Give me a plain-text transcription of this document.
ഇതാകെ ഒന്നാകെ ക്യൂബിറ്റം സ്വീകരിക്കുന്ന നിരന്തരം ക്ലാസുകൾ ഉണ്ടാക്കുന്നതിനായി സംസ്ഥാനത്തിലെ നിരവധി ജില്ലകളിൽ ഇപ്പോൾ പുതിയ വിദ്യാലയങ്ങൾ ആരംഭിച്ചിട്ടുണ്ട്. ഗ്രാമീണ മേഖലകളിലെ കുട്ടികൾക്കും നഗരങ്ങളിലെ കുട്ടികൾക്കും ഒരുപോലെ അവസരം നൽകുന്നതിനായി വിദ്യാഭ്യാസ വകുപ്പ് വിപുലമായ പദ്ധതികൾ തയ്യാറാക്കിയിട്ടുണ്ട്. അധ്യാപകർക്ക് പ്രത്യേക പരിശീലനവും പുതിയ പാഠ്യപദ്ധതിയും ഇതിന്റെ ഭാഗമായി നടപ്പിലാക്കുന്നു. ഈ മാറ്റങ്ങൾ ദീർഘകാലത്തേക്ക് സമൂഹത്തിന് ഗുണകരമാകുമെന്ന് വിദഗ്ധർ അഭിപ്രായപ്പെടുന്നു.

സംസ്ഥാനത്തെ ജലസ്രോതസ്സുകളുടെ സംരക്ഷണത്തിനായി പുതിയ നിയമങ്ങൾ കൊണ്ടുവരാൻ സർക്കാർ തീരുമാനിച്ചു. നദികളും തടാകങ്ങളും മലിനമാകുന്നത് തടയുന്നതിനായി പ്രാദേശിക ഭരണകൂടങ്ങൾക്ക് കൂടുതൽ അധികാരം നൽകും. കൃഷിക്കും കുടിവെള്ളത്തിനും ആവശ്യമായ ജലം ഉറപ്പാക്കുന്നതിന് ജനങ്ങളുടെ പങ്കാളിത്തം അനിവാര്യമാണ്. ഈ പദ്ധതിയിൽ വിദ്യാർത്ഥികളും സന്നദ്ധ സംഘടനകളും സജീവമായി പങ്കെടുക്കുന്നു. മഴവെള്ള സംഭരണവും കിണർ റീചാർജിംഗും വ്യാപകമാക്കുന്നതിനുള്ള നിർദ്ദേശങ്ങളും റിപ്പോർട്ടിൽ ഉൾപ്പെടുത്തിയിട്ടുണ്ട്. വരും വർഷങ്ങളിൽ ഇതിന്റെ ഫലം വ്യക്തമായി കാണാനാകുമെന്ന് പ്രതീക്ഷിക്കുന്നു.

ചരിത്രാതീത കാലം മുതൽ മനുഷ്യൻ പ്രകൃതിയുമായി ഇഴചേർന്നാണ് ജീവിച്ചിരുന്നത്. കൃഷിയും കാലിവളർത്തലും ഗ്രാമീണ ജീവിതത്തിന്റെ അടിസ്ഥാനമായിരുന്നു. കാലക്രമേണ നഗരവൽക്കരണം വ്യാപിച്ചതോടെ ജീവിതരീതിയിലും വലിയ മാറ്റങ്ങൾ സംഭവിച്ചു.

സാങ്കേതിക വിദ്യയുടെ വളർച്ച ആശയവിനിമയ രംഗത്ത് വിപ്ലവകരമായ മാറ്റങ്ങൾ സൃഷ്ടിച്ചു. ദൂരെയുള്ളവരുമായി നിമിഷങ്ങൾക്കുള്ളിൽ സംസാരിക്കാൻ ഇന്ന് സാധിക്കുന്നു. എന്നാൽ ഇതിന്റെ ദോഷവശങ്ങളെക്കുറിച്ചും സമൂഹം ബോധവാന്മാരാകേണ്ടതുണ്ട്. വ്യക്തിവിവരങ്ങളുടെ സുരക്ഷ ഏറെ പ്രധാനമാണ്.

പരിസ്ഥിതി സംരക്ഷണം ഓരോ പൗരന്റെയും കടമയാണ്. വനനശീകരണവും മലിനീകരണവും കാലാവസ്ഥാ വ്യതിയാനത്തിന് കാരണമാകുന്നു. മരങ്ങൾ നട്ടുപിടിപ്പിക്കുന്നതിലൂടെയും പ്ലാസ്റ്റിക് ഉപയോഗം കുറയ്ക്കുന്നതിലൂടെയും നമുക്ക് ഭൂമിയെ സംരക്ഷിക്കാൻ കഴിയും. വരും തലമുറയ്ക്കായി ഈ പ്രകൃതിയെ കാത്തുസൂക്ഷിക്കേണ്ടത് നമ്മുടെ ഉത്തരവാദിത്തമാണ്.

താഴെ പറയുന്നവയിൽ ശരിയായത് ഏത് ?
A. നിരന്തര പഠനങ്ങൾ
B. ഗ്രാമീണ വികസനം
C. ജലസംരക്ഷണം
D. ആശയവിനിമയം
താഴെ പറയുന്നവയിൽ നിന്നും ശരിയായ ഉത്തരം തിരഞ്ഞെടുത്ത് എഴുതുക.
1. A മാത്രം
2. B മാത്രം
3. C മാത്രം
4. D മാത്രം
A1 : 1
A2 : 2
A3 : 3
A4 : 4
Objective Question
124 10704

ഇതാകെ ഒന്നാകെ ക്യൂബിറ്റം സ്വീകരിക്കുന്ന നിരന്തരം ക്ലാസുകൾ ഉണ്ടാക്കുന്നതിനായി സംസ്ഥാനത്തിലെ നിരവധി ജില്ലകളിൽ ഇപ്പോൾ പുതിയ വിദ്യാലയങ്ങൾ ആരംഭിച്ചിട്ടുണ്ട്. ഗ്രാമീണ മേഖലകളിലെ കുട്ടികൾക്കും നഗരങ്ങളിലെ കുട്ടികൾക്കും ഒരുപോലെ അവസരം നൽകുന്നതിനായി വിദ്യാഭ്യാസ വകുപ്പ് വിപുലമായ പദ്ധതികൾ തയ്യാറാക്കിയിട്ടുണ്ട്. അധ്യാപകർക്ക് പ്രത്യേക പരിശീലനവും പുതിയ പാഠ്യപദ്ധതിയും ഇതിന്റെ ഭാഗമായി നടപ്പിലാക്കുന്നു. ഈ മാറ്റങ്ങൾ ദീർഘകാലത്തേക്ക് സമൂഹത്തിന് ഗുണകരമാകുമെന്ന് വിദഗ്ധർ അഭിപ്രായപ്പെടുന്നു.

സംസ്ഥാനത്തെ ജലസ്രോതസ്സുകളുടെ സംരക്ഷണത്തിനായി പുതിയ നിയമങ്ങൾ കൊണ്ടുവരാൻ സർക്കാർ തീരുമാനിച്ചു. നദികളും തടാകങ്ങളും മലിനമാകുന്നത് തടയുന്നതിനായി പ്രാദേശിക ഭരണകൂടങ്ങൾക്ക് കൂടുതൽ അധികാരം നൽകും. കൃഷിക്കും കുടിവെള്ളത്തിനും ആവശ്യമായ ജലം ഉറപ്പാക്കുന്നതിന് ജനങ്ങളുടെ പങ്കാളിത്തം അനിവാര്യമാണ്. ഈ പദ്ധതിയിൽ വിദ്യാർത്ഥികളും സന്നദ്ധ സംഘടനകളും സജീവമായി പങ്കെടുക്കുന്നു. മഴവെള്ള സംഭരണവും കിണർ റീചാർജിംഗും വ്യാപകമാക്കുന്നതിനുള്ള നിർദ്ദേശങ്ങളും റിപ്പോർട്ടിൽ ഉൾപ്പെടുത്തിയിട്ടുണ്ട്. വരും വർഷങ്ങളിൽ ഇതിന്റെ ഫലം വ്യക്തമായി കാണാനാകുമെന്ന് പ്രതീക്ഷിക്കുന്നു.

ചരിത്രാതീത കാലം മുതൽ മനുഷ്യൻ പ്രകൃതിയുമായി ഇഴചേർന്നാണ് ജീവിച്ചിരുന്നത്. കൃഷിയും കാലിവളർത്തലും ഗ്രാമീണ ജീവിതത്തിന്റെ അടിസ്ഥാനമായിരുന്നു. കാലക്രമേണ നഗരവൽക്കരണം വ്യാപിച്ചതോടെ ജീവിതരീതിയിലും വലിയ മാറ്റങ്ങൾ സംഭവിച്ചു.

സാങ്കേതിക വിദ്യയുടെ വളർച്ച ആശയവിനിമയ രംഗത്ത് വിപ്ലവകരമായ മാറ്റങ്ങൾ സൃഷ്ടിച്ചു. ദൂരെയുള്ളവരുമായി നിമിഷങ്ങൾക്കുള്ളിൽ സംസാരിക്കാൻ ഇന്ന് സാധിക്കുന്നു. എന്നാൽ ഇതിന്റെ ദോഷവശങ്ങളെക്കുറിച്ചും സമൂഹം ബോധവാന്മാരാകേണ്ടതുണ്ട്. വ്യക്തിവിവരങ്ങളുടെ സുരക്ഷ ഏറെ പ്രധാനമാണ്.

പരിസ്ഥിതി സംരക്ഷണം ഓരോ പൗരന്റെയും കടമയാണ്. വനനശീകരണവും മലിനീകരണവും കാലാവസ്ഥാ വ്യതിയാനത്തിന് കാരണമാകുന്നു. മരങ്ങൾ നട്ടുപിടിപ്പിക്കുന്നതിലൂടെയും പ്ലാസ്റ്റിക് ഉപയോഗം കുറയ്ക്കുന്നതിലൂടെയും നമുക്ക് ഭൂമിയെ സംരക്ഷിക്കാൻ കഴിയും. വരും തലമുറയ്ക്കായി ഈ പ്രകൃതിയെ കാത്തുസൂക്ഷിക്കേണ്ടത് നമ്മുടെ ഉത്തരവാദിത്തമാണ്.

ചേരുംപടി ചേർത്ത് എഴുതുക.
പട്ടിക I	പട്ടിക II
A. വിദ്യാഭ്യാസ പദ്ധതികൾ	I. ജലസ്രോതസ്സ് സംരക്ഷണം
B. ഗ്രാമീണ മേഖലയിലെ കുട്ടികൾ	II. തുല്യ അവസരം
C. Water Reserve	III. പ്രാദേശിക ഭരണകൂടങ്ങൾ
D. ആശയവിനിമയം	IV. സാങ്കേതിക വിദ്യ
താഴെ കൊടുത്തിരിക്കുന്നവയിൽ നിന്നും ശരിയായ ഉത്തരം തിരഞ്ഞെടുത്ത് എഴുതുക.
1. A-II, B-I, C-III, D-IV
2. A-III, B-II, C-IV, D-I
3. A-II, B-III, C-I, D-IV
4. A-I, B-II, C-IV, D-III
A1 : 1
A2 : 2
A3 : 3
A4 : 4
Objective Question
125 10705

════════

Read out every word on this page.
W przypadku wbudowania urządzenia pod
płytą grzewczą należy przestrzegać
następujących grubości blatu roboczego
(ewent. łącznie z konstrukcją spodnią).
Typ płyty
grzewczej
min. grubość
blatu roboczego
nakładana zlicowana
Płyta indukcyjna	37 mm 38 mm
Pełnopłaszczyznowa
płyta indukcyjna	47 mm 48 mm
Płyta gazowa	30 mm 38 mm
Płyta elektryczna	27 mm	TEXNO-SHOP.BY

════════

Aim: Every line of the listing that holds "indukcyjna" is to be counted; give only the resulting number.

Solution to this exercise: 2